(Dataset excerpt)

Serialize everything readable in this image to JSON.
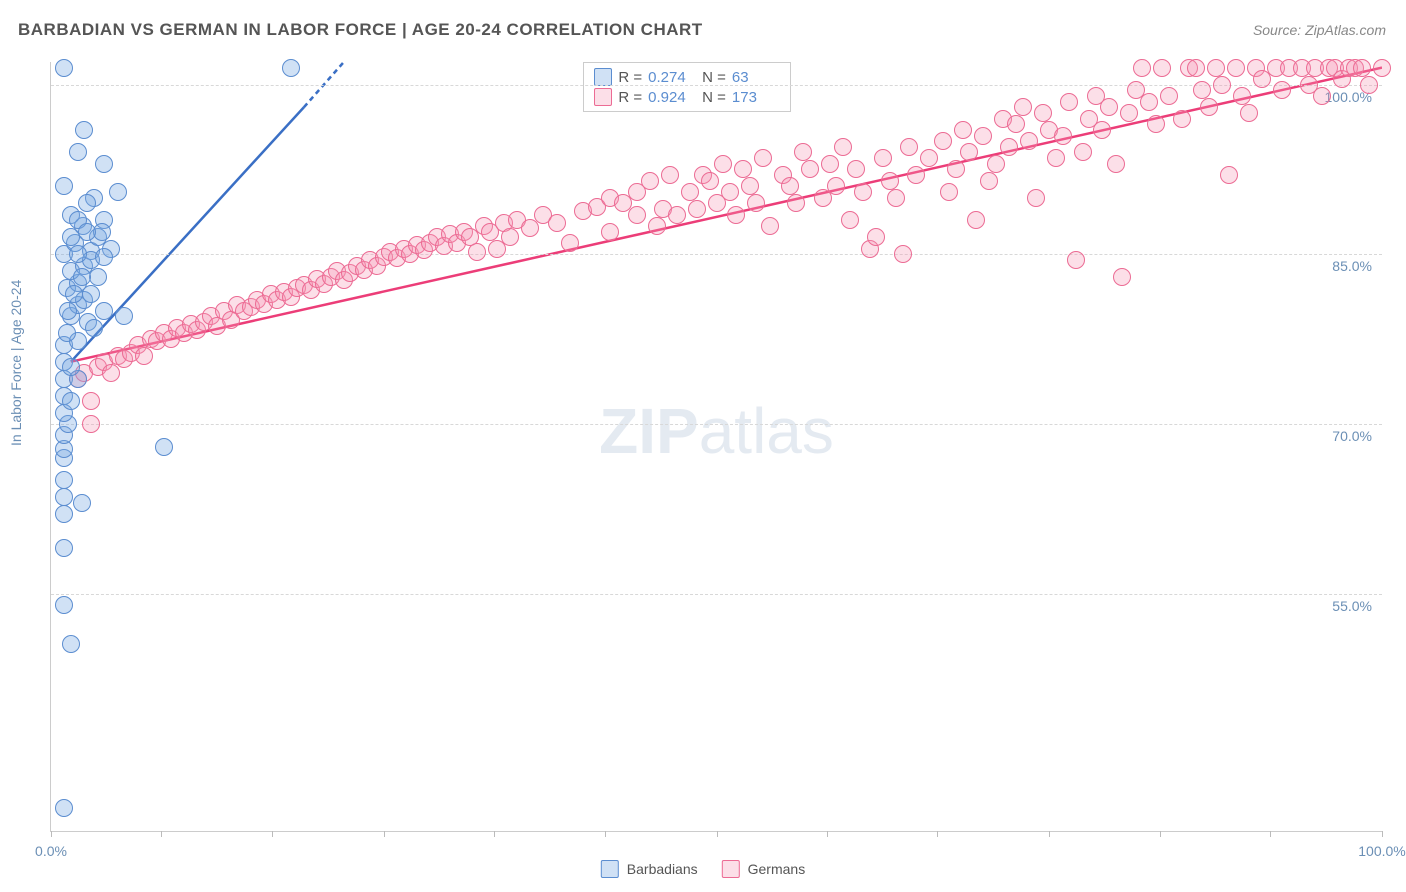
{
  "title": "BARBADIAN VS GERMAN IN LABOR FORCE | AGE 20-24 CORRELATION CHART",
  "source": "Source: ZipAtlas.com",
  "watermark_bold": "ZIP",
  "watermark_light": "atlas",
  "chart": {
    "type": "scatter",
    "background_color": "#ffffff",
    "grid_color": "#d8d8d8",
    "axis_color": "#cccccc",
    "label_color": "#6b8fb5",
    "ylabel": "In Labor Force | Age 20-24",
    "xlim": [
      0,
      100
    ],
    "ylim": [
      34,
      102
    ],
    "y_ticks": [
      55,
      70,
      85,
      100
    ],
    "y_tick_labels": [
      "55.0%",
      "70.0%",
      "85.0%",
      "100.0%"
    ],
    "x_ticks": [
      0,
      8.3,
      16.6,
      25,
      33.3,
      41.6,
      50,
      58.3,
      66.6,
      75,
      83.3,
      91.6,
      100
    ],
    "x_tick_labels": {
      "0": "0.0%",
      "100": "100.0%"
    },
    "marker_radius": 9,
    "series": [
      {
        "key": "barbadians",
        "label": "Barbadians",
        "fill": "rgba(120,170,225,0.35)",
        "stroke": "#5b8dd0",
        "R": "0.274",
        "N": "63",
        "trend": {
          "x1": 1.5,
          "y1": 75.5,
          "x2": 22,
          "y2": 102,
          "color": "#3a6fc5",
          "width": 2.5,
          "dash_tail": true
        },
        "points": [
          [
            1,
            101.5
          ],
          [
            18,
            101.5
          ],
          [
            1,
            54
          ],
          [
            1,
            59
          ],
          [
            1,
            62
          ],
          [
            1,
            63.5
          ],
          [
            1,
            65
          ],
          [
            1,
            67
          ],
          [
            1,
            67.8
          ],
          [
            1,
            69
          ],
          [
            1.3,
            70
          ],
          [
            1,
            71
          ],
          [
            1,
            72.5
          ],
          [
            1.5,
            72
          ],
          [
            1,
            74
          ],
          [
            2,
            74
          ],
          [
            1,
            75.5
          ],
          [
            1.5,
            75
          ],
          [
            1,
            77
          ],
          [
            2,
            77.3
          ],
          [
            1.2,
            78
          ],
          [
            2.8,
            79
          ],
          [
            1.5,
            79.5
          ],
          [
            2,
            80.5
          ],
          [
            2.5,
            81
          ],
          [
            3,
            81.5
          ],
          [
            1.2,
            82
          ],
          [
            2,
            82.5
          ],
          [
            1.5,
            83.5
          ],
          [
            2.5,
            84
          ],
          [
            1,
            85
          ],
          [
            3,
            85.3
          ],
          [
            1.8,
            86
          ],
          [
            3.5,
            86.5
          ],
          [
            2.4,
            87.5
          ],
          [
            4,
            88
          ],
          [
            1.5,
            88.5
          ],
          [
            3.2,
            90
          ],
          [
            4,
            93
          ],
          [
            2,
            94
          ],
          [
            2.5,
            96
          ],
          [
            3.5,
            83
          ],
          [
            4,
            80
          ],
          [
            5.5,
            79.5
          ],
          [
            8.5,
            68
          ],
          [
            1,
            36
          ],
          [
            1.5,
            50.5
          ],
          [
            2.3,
            63
          ],
          [
            5,
            90.5
          ],
          [
            3,
            84.5
          ],
          [
            2,
            88
          ],
          [
            1,
            91
          ],
          [
            4.5,
            85.5
          ],
          [
            2.7,
            89.5
          ],
          [
            1.3,
            80
          ],
          [
            3.8,
            87
          ],
          [
            1.7,
            81.5
          ],
          [
            2.3,
            83
          ],
          [
            4,
            84.8
          ],
          [
            1.5,
            86.5
          ],
          [
            2,
            85
          ],
          [
            2.7,
            87
          ],
          [
            3.2,
            78.5
          ]
        ]
      },
      {
        "key": "germans",
        "label": "Germans",
        "fill": "rgba(245,150,180,0.30)",
        "stroke": "#ec6b94",
        "R": "0.924",
        "N": "173",
        "trend": {
          "x1": 1.5,
          "y1": 75.5,
          "x2": 100,
          "y2": 101.5,
          "color": "#ec3d78",
          "width": 2.5
        },
        "points": [
          [
            2,
            74
          ],
          [
            2.5,
            74.5
          ],
          [
            3,
            70
          ],
          [
            3,
            72
          ],
          [
            3.5,
            75
          ],
          [
            4,
            75.5
          ],
          [
            4.5,
            74.5
          ],
          [
            5,
            76
          ],
          [
            5.5,
            75.7
          ],
          [
            6,
            76.3
          ],
          [
            6.5,
            77
          ],
          [
            7,
            76
          ],
          [
            7.5,
            77.5
          ],
          [
            8,
            77.3
          ],
          [
            8.5,
            78
          ],
          [
            9,
            77.5
          ],
          [
            9.5,
            78.5
          ],
          [
            10,
            78
          ],
          [
            10.5,
            78.8
          ],
          [
            11,
            78.3
          ],
          [
            11.5,
            79
          ],
          [
            12,
            79.5
          ],
          [
            12.5,
            78.7
          ],
          [
            13,
            80
          ],
          [
            13.5,
            79.2
          ],
          [
            14,
            80.5
          ],
          [
            14.5,
            80
          ],
          [
            15,
            80.3
          ],
          [
            15.5,
            81
          ],
          [
            16,
            80.6
          ],
          [
            16.5,
            81.5
          ],
          [
            17,
            81
          ],
          [
            17.5,
            81.7
          ],
          [
            18,
            81.2
          ],
          [
            18.5,
            82
          ],
          [
            19,
            82.3
          ],
          [
            19.5,
            81.8
          ],
          [
            20,
            82.8
          ],
          [
            20.5,
            82.4
          ],
          [
            21,
            83
          ],
          [
            21.5,
            83.5
          ],
          [
            22,
            82.7
          ],
          [
            22.5,
            83.3
          ],
          [
            23,
            84
          ],
          [
            23.5,
            83.6
          ],
          [
            24,
            84.5
          ],
          [
            24.5,
            84
          ],
          [
            25,
            84.8
          ],
          [
            25.5,
            85.2
          ],
          [
            26,
            84.7
          ],
          [
            26.5,
            85.5
          ],
          [
            27,
            85
          ],
          [
            27.5,
            85.8
          ],
          [
            28,
            85.4
          ],
          [
            28.5,
            86
          ],
          [
            29,
            86.5
          ],
          [
            29.5,
            85.7
          ],
          [
            30,
            86.8
          ],
          [
            30.5,
            86
          ],
          [
            31,
            87
          ],
          [
            31.5,
            86.5
          ],
          [
            32,
            85.2
          ],
          [
            32.5,
            87.5
          ],
          [
            33,
            87
          ],
          [
            33.5,
            85.5
          ],
          [
            34,
            87.8
          ],
          [
            34.5,
            86.5
          ],
          [
            35,
            88
          ],
          [
            36,
            87.3
          ],
          [
            37,
            88.5
          ],
          [
            38,
            87.8
          ],
          [
            39,
            86
          ],
          [
            40,
            88.8
          ],
          [
            41,
            89.2
          ],
          [
            42,
            90
          ],
          [
            42,
            87
          ],
          [
            43,
            89.5
          ],
          [
            44,
            88.5
          ],
          [
            44,
            90.5
          ],
          [
            45,
            91.5
          ],
          [
            45.5,
            87.5
          ],
          [
            46,
            89
          ],
          [
            46.5,
            92
          ],
          [
            47,
            88.5
          ],
          [
            48,
            90.5
          ],
          [
            48.5,
            89
          ],
          [
            49,
            92
          ],
          [
            49.5,
            91.5
          ],
          [
            50,
            89.5
          ],
          [
            50.5,
            93
          ],
          [
            51,
            90.5
          ],
          [
            51.5,
            88.5
          ],
          [
            52,
            92.5
          ],
          [
            52.5,
            91
          ],
          [
            53,
            89.5
          ],
          [
            53.5,
            93.5
          ],
          [
            54,
            87.5
          ],
          [
            55,
            92
          ],
          [
            55.5,
            91
          ],
          [
            56,
            89.5
          ],
          [
            56.5,
            94
          ],
          [
            57,
            92.5
          ],
          [
            58,
            90
          ],
          [
            58.5,
            93
          ],
          [
            59,
            91
          ],
          [
            59.5,
            94.5
          ],
          [
            60,
            88
          ],
          [
            60.5,
            92.5
          ],
          [
            61,
            90.5
          ],
          [
            61.5,
            85.5
          ],
          [
            62,
            86.5
          ],
          [
            62.5,
            93.5
          ],
          [
            63,
            91.5
          ],
          [
            63.5,
            90
          ],
          [
            64,
            85
          ],
          [
            64.5,
            94.5
          ],
          [
            65,
            92
          ],
          [
            66,
            93.5
          ],
          [
            67,
            95
          ],
          [
            67.5,
            90.5
          ],
          [
            68,
            92.5
          ],
          [
            68.5,
            96
          ],
          [
            69,
            94
          ],
          [
            69.5,
            88
          ],
          [
            70,
            95.5
          ],
          [
            70.5,
            91.5
          ],
          [
            71,
            93
          ],
          [
            71.5,
            97
          ],
          [
            72,
            94.5
          ],
          [
            72.5,
            96.5
          ],
          [
            73,
            98
          ],
          [
            73.5,
            95
          ],
          [
            74,
            90
          ],
          [
            74.5,
            97.5
          ],
          [
            75,
            96
          ],
          [
            75.5,
            93.5
          ],
          [
            76,
            95.5
          ],
          [
            76.5,
            98.5
          ],
          [
            77,
            84.5
          ],
          [
            77.5,
            94
          ],
          [
            78,
            97
          ],
          [
            78.5,
            99
          ],
          [
            79,
            96
          ],
          [
            79.5,
            98
          ],
          [
            80,
            93
          ],
          [
            80.5,
            83
          ],
          [
            81,
            97.5
          ],
          [
            81.5,
            99.5
          ],
          [
            82,
            101.5
          ],
          [
            82.5,
            98.5
          ],
          [
            83,
            96.5
          ],
          [
            83.5,
            101.5
          ],
          [
            84,
            99
          ],
          [
            85,
            97
          ],
          [
            85.5,
            101.5
          ],
          [
            86,
            101.5
          ],
          [
            86.5,
            99.5
          ],
          [
            87,
            98
          ],
          [
            87.5,
            101.5
          ],
          [
            88,
            100
          ],
          [
            88.5,
            92
          ],
          [
            89,
            101.5
          ],
          [
            89.5,
            99
          ],
          [
            90,
            97.5
          ],
          [
            90.5,
            101.5
          ],
          [
            91,
            100.5
          ],
          [
            92,
            101.5
          ],
          [
            92.5,
            99.5
          ],
          [
            93,
            101.5
          ],
          [
            94,
            101.5
          ],
          [
            94.5,
            100
          ],
          [
            95,
            101.5
          ],
          [
            95.5,
            99
          ],
          [
            96,
            101.5
          ],
          [
            96.5,
            101.5
          ],
          [
            97,
            100.5
          ],
          [
            97.5,
            101.5
          ],
          [
            98,
            101.5
          ],
          [
            98.5,
            101.5
          ],
          [
            99,
            100
          ],
          [
            100,
            101.5
          ]
        ]
      }
    ],
    "legend_labels": {
      "r": "R =",
      "n": "N ="
    },
    "bottom_legend": [
      "Barbadians",
      "Germans"
    ]
  }
}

▶ [Aim] Respond with nothing but the number of lines in the entries that contain the string "fill".

▶ [Output of the task] 2